Brief: Give only the number of lines in these records that contain the word "jármű".

──────── Task inputs

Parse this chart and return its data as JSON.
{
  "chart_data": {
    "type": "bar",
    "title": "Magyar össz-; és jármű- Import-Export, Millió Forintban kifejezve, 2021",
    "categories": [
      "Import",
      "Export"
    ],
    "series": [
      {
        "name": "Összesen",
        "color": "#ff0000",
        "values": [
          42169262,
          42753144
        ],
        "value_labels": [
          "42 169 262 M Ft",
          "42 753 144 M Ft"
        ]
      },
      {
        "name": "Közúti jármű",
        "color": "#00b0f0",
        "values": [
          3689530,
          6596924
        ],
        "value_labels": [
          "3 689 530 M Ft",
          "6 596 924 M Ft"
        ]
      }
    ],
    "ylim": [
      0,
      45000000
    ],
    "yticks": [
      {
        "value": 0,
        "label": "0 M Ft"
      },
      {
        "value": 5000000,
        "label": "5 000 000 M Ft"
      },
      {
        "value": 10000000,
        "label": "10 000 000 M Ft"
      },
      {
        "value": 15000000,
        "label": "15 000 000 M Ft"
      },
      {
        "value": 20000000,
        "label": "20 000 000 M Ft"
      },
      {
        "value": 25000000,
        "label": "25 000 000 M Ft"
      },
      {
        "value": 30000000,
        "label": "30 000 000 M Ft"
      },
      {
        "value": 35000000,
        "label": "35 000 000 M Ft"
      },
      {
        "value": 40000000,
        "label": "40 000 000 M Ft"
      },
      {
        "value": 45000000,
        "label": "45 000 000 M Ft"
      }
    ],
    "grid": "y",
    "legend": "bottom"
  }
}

────────────────

Response to the task: 2